**INSTRUCTIONS TO FOLLOW:** How many lines hold the string "менеджмента"? Give only the number.

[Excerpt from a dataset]
###
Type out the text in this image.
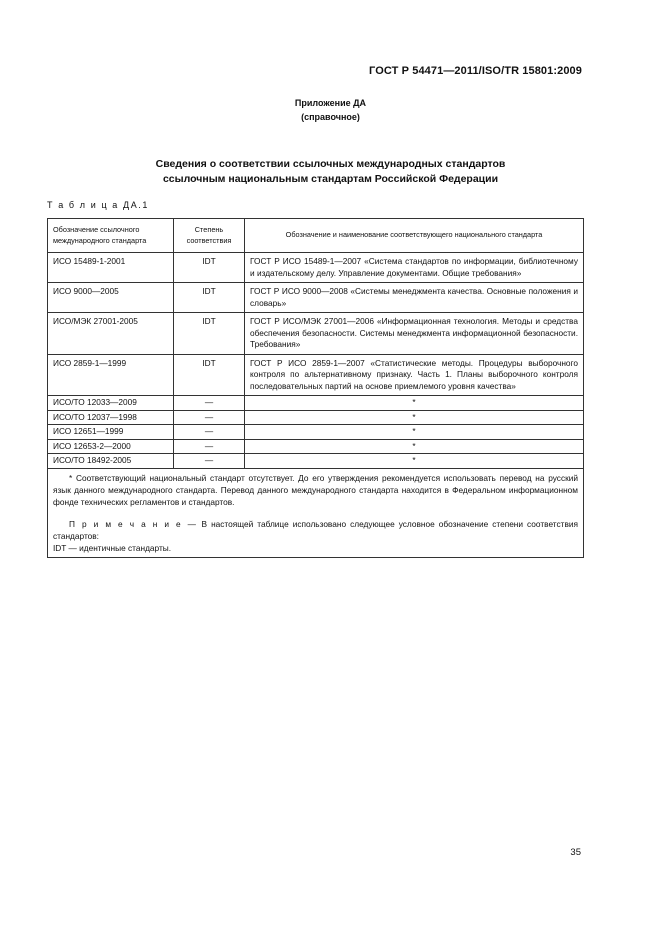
ГОСТ Р 54471—2011/ISO/TR 15801:2009
Приложение ДА
(справочное)
Сведения о соответствии ссылочных международных стандартов
ссылочным национальным стандартам Российской Федерации
Т а б л и ц а ДА.1
Обозначение ссылочного международного стандарта	Степень соответствия	Обозначение и наименование соответствующего национального стандарта
ИСО 15489-1-2001	IDT	ГОСТ Р ИСО 15489-1—2007 «Система стандартов по информации, библиотечному и издательскому делу. Управление документами. Общие требования»
ИСО 9000—2005	IDT	ГОСТ Р ИСО 9000—2008 «Системы менеджмента качества. Основные положения и словарь»
ИСО/МЭК 27001-2005	IDT	ГОСТ Р ИСО/МЭК 27001—2006 «Информационная технология. Методы и средства обеспечения безопасности. Системы менеджмента информационной безопасности. Требования»
ИСО 2859-1—1999	IDT	ГОСТ Р ИСО 2859-1—2007 «Статистические методы. Процедуры выборочного контроля по альтернативному признаку. Часть 1. Планы выборочного контроля последовательных партий на основе приемлемого уровня качества»
ИСО/ТО 12033—2009	—	*
ИСО/ТО 12037—1998	—	*
ИСО 12651—1999	—	*
ИСО 12653-2—2000	—	*
ИСО/ТО 18492-2005	—	*

* Соответствующий национальный стандарт отсутствует. До его утверждения рекомендуется использовать перевод на русский язык данного международного стандарта. Перевод данного международного стандарта находится в Федеральном информационном фонде технических регламентов и стандартов.

П р и м е ч а н и е — В настоящей таблице использовано следующее условное обозначение степени соответствия стандартов:

IDT — идентичные стандарты.		

35
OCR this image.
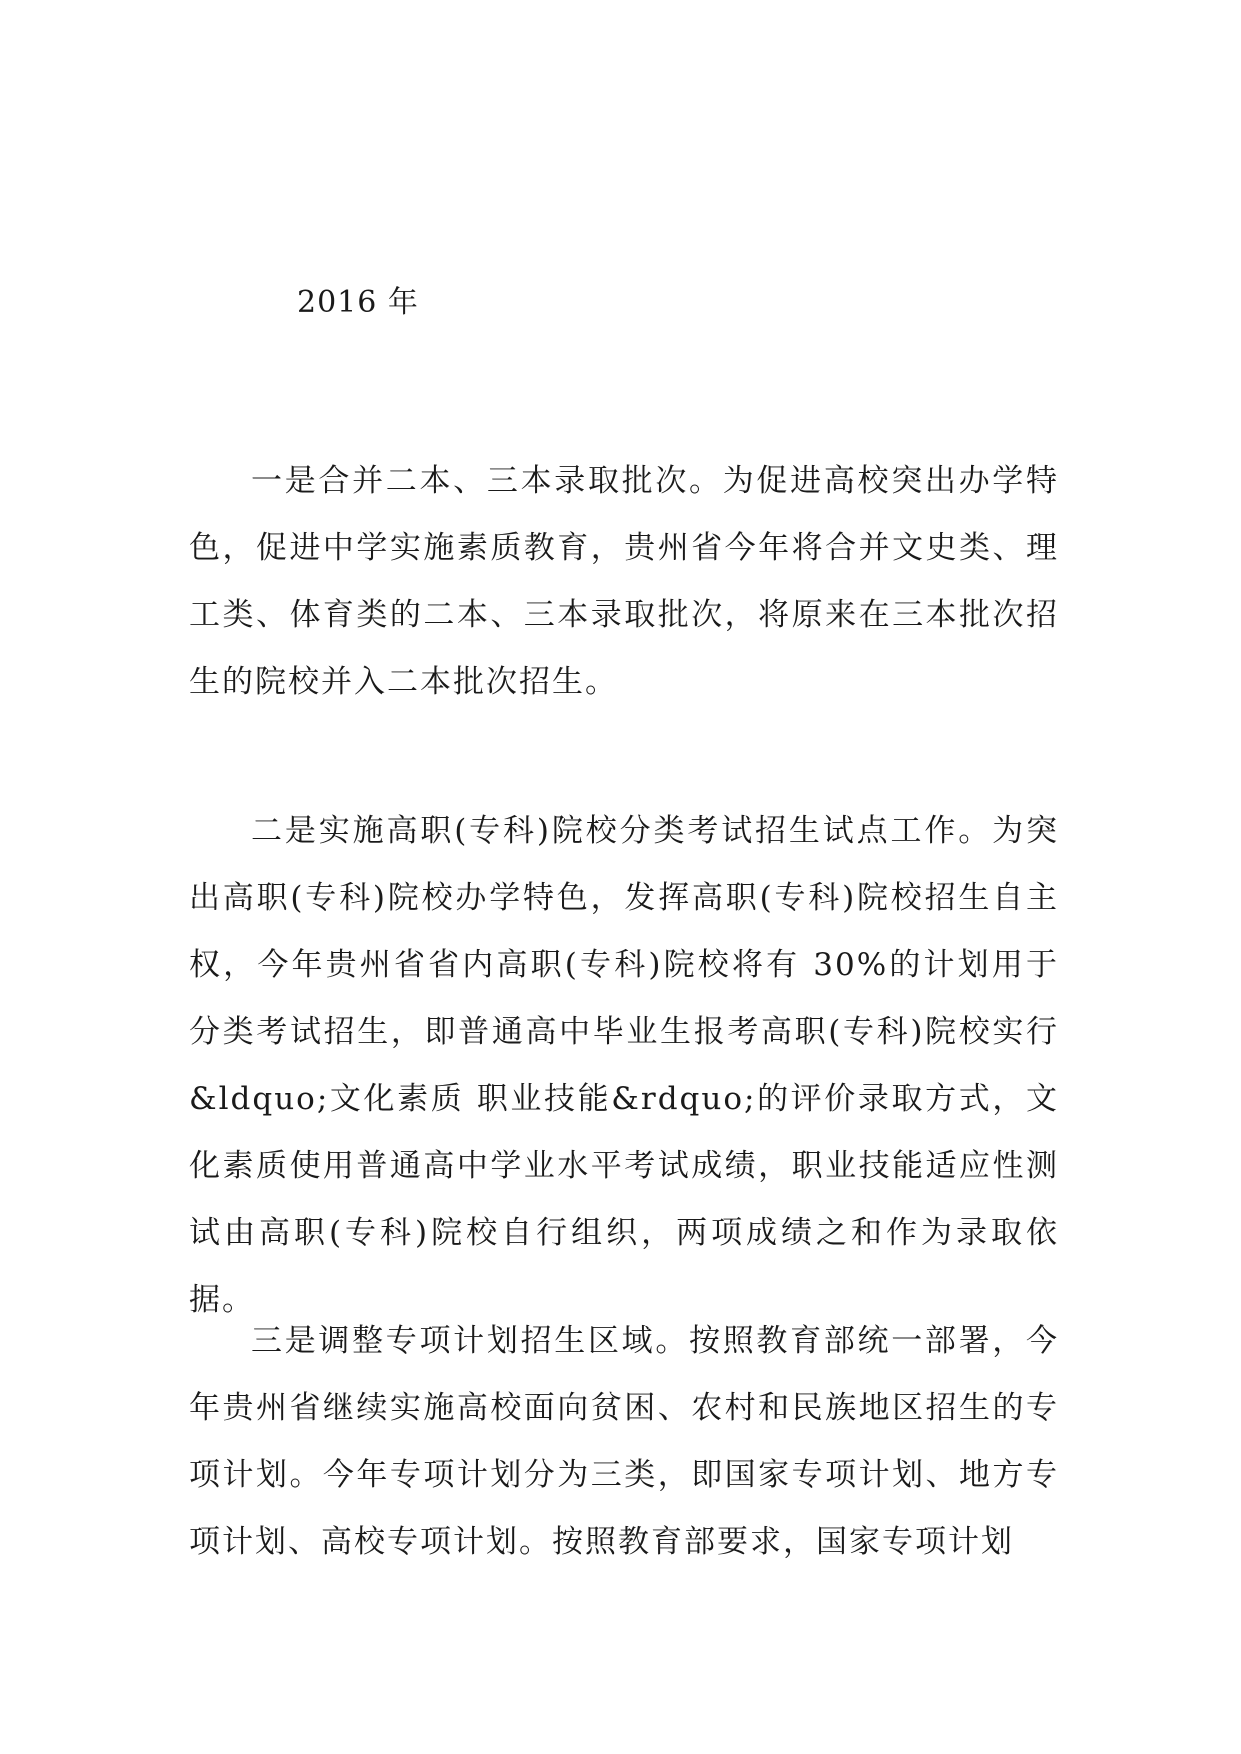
2016 年

一是合并二本、三本录取批次。为促进高校突出办学特色，促进中学实施素质教育，贵州省今年将合并文史类、理工类、体育类的二本、三本录取批次，将原来在三本批次招生的院校并入二本批次招生。

二是实施高职(专科)院校分类考试招生试点工作。为突出高职(专科)院校办学特色，发挥高职(专科)院校招生自主权，今年贵州省省内高职(专科)院校将有 30%的计划用于分类考试招生，即普通高中毕业生报考高职(专科)院校实行&ldquo;文化素质 职业技能&rdquo;的评价录取方式，文化素质使用普通高中学业水平考试成绩，职业技能适应性测试由高职(专科)院校自行组织，两项成绩之和作为录取依据。

三是调整专项计划招生区域。按照教育部统一部署，今年贵州省继续实施高校面向贫困、农村和民族地区招生的专项计划。今年专项计划分为三类，即国家专项计划、地方专项计划、高校专项计划。按照教育部要求，国家专项计划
###
**RIGHT ANSWER:** 2